Select all lines with the string "name" in them, and copy those lines.
>> begin
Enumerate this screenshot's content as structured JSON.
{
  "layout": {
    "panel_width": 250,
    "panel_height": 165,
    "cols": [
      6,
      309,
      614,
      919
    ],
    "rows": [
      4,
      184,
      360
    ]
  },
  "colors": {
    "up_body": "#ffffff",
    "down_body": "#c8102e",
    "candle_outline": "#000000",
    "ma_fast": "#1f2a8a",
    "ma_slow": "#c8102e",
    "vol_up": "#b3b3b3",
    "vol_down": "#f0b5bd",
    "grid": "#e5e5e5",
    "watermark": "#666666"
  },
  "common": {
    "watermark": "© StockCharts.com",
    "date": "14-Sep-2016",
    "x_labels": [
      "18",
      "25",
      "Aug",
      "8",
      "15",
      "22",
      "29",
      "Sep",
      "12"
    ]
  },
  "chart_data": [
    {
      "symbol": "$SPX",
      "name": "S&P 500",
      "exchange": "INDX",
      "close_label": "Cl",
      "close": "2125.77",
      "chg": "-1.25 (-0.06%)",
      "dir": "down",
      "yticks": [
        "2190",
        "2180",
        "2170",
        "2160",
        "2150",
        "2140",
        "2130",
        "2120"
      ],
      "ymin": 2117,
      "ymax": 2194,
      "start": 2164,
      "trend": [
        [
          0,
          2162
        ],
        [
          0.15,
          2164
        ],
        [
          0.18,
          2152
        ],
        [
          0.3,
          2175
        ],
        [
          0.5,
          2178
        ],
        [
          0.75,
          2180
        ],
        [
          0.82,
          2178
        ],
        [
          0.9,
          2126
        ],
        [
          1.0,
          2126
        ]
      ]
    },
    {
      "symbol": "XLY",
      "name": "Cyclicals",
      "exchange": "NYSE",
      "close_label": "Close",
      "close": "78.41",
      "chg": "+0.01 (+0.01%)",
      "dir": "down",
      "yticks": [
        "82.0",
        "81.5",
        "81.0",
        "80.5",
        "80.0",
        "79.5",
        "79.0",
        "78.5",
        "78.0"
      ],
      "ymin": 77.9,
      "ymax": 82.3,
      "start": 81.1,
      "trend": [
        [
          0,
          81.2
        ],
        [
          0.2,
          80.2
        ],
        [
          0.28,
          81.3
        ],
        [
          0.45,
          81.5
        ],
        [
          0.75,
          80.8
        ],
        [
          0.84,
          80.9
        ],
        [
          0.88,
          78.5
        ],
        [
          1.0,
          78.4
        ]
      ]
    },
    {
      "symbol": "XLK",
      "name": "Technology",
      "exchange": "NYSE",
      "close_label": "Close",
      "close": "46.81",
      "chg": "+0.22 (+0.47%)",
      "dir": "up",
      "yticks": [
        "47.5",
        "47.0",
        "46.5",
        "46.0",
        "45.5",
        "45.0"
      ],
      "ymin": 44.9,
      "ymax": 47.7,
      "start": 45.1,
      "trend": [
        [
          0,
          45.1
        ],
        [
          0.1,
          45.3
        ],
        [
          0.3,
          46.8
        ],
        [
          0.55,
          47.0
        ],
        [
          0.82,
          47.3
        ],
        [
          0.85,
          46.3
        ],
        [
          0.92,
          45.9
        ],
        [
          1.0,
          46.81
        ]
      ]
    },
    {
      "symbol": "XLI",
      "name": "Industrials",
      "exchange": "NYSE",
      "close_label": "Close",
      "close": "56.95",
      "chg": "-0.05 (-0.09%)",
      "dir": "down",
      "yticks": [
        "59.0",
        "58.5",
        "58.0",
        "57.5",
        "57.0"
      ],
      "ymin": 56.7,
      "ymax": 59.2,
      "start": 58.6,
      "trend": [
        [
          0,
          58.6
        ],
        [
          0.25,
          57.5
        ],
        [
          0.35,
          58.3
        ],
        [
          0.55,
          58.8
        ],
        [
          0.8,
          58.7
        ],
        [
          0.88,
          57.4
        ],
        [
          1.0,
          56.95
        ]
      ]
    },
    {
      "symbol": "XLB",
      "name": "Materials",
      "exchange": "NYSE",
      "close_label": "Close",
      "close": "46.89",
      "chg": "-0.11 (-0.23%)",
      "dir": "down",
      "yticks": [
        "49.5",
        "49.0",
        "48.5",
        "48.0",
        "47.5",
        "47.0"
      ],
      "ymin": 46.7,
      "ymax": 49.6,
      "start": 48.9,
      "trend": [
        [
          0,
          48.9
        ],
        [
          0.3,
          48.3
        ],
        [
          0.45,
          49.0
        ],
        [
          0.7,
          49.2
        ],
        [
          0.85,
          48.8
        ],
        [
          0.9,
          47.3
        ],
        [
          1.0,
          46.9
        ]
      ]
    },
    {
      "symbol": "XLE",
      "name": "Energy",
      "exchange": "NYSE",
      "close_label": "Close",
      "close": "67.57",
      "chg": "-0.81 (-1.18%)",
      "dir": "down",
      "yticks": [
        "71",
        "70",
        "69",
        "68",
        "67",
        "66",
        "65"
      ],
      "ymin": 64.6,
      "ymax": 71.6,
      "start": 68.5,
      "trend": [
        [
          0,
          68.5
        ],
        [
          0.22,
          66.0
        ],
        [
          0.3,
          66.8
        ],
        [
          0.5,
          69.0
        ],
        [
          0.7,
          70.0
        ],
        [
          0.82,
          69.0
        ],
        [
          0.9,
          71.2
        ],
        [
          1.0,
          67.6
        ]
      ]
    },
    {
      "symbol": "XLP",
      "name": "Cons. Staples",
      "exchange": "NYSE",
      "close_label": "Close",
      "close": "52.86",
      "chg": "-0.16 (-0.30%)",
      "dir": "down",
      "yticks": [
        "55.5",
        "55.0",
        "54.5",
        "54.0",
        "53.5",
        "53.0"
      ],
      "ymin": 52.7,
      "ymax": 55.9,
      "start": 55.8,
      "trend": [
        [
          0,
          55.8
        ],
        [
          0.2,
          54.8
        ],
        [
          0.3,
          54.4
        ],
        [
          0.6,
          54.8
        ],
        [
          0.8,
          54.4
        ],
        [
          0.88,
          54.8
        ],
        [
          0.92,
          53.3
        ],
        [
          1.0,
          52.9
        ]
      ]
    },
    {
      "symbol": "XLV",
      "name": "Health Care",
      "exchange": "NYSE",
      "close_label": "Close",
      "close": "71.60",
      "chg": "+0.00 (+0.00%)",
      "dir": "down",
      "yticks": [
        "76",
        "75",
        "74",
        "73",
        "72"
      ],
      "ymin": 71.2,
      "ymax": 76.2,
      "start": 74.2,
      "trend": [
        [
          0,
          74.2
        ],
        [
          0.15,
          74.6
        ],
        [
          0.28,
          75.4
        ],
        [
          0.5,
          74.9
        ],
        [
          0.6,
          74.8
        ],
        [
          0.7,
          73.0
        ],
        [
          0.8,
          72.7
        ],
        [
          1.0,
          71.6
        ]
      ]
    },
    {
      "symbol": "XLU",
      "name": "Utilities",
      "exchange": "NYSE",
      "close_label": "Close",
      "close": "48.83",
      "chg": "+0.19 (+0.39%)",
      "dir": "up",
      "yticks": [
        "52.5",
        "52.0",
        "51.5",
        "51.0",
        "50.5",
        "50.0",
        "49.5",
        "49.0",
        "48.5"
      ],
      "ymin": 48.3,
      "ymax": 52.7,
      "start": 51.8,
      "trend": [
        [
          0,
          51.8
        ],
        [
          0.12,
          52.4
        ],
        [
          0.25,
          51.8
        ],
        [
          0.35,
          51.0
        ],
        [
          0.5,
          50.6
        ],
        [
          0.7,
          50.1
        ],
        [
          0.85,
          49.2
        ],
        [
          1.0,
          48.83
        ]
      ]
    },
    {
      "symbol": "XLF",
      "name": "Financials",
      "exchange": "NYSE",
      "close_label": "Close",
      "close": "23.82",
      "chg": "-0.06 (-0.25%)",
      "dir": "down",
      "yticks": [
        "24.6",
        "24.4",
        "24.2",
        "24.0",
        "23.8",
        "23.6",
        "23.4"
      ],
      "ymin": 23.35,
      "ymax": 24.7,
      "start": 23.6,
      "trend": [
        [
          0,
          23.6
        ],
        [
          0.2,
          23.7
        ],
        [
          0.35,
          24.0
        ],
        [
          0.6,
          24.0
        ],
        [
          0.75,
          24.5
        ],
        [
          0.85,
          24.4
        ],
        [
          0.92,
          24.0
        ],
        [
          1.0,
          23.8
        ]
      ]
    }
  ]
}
>> end
§ **The output**:
      "name": "S&P 500",
      "name": "Cyclicals",
      "name": "Technology",
      "name": "Industrials",
      "name": "Materials",
      "name": "Energy",
      "name": "Cons. Staples",
      "name": "Health Care",
      "name": "Utilities",
      "name": "Financials",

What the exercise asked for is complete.